* TASK DETAILS *
Omit the pictures, please, and give each record below again exactly.

* Start ENTRIES SHOWN *

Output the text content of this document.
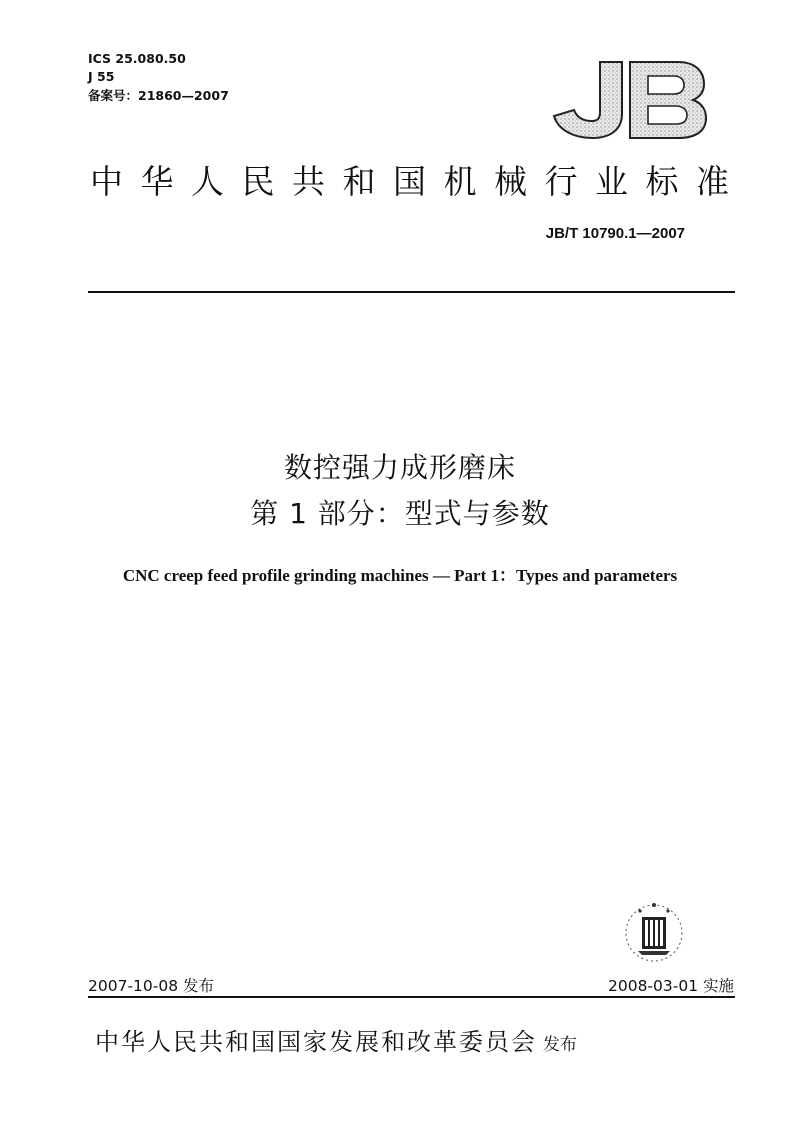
ICS 25.080.50
J 55
备案号：21860—2007
中华人民共和国机械行业标准
JB/T 10790.1—2007
数控强力成形磨床
第 1 部分：型式与参数
CNC creep feed profile grinding machines — Part 1：Types and parameters
2007-10-08 发布	2008-03-01 实施
中华人民共和国国家发展和改革委员会 发布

* End ENTRIES SHOWN *

* WRITTEN RESPONSE *
Output the text content of this document.
ICS 25.080.50
J 55
备案号：21860—2007
中华人民共和国机械行业标准
JB/T 10790.1—2007
数控强力成形磨床
第 1 部分：型式与参数
CNC creep feed profile grinding machines — Part 1：Types and parameters
2007-10-08 发布	2008-03-01 实施
中华人民共和国国家发展和改革委员会 发布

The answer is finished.